** Given text follows **
A schematic of the strategy for integrating the experimental evidence with the mathematical models. The logistic model is calibrated to control data to determine ranges for growth and carrying capacity parameters for the cell line. Each single drug model is calibrated to each of the corresponding single drug dose data sets (six sets for paclitaxel, three sets for trastuzumab) using the parameter ranges from the controls to determine the inherent growth and carrying capacity values using the first 24 (drug free) hours for each data set. The combined model utilizes both the ranges generated from controls as well as the parameter values generated by the single drug dose models for the corresponding dosages for the combination drug data sets (indicated with dashed boxes). This combined model is calibrated with an added synergistic parameter to assess potential synergistic effects based on its values for different sequences and dosages of combination therapy.
** End of Given text **
■ What this exercise asks
• a. For each statement, say whether it agrees with the given text. Answer yes or no, and quote the deciding words exactly. (i) The logistic model is calibrated to control data. (ii) Six single drug dose data sets are used for trastuzumab. (iii) The combined model is calibrated with an added synergistic parameter.
• b. Translate this sentence from the given text into Spanish: "The logistic model is calibrated to control data to determine ranges for growth and carrying capacity parameters for the cell line."
The data come from a different source.
** Exercise data follows **
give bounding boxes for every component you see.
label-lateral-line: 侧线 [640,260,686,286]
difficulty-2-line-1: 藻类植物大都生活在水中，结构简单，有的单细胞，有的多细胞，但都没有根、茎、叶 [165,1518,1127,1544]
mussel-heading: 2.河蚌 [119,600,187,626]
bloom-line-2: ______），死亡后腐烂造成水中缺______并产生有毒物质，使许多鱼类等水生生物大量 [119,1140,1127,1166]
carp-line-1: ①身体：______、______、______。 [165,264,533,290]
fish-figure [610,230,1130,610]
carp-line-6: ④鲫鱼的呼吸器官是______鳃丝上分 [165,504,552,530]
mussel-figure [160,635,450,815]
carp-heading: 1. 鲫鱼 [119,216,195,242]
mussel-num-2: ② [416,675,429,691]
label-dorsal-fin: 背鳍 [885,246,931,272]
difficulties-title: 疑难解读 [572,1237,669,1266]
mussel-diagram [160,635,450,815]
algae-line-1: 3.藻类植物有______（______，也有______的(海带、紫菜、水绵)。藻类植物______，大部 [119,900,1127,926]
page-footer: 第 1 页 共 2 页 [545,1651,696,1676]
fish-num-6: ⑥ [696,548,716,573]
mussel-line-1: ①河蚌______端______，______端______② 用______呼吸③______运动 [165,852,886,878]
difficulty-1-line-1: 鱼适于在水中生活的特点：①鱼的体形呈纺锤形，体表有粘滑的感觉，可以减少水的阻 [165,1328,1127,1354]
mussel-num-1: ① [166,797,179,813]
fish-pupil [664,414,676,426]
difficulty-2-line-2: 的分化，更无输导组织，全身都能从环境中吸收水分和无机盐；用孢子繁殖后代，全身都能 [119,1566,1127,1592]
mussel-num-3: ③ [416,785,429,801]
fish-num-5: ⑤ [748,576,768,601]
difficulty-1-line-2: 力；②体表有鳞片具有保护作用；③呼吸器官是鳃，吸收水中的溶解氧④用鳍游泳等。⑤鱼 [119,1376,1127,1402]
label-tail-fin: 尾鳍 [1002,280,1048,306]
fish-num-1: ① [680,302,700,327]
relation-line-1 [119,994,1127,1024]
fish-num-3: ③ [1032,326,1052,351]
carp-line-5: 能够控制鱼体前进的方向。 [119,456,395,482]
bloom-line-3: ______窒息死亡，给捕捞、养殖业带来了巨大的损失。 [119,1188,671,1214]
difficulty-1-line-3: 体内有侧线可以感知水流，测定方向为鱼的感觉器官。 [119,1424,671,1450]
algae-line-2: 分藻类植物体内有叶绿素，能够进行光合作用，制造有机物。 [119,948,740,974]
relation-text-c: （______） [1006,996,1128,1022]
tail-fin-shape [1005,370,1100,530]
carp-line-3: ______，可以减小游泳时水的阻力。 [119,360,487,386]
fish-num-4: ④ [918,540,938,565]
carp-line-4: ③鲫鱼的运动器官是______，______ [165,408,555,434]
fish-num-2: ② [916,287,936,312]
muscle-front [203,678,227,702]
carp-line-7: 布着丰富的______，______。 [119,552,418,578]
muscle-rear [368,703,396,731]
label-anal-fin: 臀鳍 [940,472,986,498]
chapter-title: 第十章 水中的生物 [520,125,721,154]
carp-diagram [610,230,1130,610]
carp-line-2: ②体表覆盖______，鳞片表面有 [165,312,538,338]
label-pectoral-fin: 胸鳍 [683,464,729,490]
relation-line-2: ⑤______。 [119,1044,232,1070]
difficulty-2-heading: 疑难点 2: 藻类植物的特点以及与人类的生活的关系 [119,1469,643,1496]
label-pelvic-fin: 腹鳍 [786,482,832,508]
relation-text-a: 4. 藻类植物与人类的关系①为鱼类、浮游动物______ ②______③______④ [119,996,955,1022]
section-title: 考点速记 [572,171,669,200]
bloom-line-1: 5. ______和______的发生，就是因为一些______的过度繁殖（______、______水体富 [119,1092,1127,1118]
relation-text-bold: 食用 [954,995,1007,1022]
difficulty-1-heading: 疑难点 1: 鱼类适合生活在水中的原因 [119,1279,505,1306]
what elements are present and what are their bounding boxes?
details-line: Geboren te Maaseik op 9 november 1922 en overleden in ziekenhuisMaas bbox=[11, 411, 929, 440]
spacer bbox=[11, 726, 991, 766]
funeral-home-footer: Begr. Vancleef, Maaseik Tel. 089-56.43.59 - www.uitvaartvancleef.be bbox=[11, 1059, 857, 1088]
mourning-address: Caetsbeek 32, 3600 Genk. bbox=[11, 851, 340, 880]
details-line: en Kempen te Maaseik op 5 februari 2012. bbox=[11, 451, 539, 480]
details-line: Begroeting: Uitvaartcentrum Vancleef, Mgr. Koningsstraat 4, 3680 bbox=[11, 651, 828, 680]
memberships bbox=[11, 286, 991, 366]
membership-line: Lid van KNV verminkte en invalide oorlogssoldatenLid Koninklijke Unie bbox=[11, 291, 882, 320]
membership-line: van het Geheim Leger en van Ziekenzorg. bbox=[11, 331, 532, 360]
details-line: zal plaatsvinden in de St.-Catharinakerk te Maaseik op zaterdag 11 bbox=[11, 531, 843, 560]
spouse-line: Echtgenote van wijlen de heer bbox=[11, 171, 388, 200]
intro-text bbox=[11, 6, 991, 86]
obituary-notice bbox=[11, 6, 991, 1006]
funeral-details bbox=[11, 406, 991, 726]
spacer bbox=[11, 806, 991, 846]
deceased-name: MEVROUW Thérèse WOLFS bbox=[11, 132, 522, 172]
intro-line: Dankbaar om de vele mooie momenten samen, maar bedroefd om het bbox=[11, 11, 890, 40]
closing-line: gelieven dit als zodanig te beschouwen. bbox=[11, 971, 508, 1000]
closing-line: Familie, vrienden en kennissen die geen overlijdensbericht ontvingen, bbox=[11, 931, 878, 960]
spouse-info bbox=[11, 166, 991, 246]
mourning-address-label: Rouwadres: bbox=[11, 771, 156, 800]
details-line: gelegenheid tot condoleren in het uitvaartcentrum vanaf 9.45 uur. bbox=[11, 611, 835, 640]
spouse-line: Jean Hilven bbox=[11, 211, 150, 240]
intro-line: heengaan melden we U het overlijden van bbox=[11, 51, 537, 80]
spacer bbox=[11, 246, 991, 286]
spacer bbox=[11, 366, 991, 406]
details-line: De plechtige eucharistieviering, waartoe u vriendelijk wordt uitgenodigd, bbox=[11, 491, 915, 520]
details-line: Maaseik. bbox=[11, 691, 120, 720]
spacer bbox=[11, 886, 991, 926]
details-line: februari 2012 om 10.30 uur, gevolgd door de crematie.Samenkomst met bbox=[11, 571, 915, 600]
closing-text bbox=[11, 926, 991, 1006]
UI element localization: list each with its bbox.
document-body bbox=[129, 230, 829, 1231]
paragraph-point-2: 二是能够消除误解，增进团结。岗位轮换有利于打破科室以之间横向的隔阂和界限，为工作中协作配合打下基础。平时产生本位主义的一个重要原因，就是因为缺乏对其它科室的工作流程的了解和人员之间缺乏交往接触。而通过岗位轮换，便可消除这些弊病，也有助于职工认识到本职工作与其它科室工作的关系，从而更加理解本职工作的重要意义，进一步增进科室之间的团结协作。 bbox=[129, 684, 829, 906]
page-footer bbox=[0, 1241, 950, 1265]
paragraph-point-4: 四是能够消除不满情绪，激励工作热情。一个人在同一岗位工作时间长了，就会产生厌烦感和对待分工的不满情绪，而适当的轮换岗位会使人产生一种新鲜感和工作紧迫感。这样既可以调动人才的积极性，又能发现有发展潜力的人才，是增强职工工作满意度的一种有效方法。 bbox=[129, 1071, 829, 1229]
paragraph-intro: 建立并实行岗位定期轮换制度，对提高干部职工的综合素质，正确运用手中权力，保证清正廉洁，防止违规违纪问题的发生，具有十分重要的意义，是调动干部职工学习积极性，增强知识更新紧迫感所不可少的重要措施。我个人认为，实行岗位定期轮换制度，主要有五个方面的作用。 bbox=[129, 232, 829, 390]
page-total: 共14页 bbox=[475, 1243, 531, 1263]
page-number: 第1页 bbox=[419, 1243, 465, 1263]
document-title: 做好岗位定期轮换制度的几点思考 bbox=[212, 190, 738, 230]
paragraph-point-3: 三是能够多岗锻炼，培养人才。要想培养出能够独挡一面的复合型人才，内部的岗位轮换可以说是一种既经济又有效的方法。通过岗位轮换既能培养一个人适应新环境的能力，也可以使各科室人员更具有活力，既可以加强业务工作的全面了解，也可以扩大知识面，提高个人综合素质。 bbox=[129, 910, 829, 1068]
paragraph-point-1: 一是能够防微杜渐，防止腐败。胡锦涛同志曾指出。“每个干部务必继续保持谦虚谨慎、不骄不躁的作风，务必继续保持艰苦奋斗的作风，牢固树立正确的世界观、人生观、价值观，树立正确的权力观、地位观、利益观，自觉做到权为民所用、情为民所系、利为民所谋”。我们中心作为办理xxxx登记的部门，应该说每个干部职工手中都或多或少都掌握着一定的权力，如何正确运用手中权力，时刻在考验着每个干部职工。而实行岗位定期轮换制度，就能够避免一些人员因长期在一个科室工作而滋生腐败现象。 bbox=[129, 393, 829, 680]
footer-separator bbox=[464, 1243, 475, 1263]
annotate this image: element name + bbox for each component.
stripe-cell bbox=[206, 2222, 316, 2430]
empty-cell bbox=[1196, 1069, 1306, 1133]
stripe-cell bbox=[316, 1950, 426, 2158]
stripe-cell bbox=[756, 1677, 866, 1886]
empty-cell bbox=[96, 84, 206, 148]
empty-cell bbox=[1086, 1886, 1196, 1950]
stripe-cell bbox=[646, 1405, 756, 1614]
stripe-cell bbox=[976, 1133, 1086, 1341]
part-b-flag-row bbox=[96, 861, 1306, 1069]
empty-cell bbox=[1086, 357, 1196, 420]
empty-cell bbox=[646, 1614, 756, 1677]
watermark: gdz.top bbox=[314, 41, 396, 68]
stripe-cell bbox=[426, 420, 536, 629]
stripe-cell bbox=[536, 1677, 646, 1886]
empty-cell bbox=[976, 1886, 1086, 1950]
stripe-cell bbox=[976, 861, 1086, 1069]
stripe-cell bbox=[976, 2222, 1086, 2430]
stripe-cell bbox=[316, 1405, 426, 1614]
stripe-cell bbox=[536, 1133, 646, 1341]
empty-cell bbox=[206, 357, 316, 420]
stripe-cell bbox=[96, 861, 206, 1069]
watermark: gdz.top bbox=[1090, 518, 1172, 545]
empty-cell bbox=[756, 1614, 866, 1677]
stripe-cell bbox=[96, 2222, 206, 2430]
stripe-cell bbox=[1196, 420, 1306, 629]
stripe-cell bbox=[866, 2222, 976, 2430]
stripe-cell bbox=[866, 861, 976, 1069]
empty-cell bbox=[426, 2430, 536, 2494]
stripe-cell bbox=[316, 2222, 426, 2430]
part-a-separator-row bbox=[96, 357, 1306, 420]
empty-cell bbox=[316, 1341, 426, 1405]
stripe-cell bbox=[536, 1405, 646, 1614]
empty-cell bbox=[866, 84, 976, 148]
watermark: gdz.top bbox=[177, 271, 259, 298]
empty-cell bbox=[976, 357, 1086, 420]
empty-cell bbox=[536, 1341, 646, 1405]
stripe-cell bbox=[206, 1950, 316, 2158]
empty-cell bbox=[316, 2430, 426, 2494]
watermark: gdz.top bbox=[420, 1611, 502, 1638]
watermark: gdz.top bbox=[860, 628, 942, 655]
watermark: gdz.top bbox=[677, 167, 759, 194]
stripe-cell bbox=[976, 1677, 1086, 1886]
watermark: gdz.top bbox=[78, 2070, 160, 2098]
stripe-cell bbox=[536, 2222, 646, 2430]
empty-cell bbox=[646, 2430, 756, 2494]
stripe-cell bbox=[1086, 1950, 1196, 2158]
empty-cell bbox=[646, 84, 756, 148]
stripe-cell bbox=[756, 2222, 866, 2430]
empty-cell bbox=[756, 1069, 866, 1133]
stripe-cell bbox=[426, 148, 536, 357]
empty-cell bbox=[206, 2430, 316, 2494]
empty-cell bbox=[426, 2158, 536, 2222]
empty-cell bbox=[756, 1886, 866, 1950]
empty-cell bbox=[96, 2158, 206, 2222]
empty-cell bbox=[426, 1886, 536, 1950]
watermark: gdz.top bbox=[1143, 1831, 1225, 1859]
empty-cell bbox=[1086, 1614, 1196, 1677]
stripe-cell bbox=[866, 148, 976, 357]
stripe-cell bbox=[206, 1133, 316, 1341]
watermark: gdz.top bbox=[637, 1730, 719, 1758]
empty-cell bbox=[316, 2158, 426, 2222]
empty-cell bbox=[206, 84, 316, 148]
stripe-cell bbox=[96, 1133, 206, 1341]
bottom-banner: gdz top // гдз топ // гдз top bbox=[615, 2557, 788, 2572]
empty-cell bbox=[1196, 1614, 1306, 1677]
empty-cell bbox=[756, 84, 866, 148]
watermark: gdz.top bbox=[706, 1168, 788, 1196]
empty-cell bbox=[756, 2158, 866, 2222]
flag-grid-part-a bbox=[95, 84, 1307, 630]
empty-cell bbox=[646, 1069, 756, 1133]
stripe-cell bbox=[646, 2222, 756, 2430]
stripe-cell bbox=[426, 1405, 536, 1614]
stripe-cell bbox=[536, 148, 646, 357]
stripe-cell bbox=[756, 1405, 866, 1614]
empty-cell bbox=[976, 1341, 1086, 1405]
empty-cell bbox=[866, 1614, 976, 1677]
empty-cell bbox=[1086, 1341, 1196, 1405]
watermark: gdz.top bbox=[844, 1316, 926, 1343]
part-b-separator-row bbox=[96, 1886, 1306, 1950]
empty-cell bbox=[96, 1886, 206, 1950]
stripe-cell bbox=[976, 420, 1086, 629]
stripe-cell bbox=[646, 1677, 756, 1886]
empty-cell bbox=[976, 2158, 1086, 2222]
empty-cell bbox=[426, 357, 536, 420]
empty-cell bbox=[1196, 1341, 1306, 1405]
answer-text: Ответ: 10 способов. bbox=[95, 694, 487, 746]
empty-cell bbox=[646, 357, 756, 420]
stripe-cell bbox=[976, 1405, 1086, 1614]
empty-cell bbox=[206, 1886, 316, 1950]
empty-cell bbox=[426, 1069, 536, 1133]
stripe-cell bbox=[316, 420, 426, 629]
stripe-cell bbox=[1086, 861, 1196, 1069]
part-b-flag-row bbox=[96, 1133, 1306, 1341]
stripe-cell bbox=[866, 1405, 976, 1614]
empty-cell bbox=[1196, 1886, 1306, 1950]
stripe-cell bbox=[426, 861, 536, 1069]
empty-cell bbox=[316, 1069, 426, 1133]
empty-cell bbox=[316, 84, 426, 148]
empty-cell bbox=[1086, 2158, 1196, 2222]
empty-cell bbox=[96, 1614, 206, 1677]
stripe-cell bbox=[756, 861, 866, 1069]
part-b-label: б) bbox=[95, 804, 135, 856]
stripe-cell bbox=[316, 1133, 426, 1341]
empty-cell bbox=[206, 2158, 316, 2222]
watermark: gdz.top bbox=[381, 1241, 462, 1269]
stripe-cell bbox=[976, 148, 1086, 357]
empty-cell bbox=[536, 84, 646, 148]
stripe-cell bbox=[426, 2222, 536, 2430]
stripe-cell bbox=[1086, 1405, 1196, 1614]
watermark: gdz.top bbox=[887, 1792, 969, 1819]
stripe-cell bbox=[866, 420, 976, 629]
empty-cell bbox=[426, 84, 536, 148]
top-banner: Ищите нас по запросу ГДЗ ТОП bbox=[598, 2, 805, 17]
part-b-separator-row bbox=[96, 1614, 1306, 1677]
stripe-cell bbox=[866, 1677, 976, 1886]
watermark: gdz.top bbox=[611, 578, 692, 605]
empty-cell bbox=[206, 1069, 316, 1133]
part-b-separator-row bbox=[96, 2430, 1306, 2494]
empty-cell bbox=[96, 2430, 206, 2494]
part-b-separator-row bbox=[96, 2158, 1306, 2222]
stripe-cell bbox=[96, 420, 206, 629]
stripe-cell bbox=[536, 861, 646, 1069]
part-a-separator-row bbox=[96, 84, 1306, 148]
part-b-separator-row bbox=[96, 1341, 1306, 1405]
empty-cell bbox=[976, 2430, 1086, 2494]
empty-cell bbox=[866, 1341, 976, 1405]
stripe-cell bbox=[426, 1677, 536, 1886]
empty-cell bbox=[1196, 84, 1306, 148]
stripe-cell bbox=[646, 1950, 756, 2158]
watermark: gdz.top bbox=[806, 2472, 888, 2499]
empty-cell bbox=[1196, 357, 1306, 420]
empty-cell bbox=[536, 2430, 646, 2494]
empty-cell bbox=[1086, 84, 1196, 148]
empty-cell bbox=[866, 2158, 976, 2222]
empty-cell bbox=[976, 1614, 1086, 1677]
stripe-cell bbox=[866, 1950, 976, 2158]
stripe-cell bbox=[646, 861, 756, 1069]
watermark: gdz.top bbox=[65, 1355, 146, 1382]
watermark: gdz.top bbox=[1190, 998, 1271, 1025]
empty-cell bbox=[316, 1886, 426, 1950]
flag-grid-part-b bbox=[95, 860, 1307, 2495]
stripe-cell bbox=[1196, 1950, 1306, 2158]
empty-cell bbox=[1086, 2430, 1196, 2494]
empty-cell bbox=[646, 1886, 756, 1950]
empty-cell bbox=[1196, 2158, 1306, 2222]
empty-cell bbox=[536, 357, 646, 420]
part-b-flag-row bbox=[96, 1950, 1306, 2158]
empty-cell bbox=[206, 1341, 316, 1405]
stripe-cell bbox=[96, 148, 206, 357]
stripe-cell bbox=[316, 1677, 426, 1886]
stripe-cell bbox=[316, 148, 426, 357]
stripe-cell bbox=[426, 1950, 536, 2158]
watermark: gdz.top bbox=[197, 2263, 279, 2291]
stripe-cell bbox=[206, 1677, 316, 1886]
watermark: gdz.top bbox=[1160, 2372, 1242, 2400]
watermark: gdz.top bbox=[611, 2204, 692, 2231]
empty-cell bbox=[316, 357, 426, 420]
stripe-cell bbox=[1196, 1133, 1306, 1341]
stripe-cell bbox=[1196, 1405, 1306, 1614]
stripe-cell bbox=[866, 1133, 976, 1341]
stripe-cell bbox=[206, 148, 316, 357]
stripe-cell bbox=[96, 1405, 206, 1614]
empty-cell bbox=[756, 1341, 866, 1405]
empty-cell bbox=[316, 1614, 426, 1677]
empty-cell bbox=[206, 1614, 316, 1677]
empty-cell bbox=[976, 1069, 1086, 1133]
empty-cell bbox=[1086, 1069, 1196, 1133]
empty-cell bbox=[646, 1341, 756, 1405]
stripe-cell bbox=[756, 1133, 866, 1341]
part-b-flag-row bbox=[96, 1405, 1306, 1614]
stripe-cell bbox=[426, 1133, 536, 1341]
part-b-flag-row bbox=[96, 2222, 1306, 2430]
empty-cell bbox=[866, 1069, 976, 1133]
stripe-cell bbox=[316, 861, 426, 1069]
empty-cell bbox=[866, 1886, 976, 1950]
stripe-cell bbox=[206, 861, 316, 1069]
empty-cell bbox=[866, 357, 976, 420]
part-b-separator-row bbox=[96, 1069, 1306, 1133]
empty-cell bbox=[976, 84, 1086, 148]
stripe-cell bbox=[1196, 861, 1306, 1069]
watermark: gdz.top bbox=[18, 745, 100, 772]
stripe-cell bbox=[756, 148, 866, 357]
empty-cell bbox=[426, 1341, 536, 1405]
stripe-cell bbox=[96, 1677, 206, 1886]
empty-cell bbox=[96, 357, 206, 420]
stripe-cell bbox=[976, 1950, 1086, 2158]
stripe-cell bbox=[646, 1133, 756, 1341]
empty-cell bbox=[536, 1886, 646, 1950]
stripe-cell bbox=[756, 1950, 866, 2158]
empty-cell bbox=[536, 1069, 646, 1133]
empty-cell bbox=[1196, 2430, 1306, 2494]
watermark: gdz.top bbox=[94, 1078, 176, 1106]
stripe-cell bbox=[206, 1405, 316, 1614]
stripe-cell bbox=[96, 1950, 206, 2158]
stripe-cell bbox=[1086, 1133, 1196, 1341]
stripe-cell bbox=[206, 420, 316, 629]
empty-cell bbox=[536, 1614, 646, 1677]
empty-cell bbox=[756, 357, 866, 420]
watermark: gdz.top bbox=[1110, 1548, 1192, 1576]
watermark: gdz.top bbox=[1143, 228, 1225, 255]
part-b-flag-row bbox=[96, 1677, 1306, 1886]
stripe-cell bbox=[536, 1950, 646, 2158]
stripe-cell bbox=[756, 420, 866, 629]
** End of Exercise data **
■ Answers for this exercise
• a.
(i) Yes: "The logistic model is calibrated to control data"
(ii) No: "six sets for paclitaxel, three sets for trastuzumab"
(iii) Yes: "This combined model is calibrated with an added synergistic parameter"

• b. El modelo logístico se calibra con los datos de control para determinar los rangos de los parámetros de crecimiento y de capacidad de carga de la línea celular.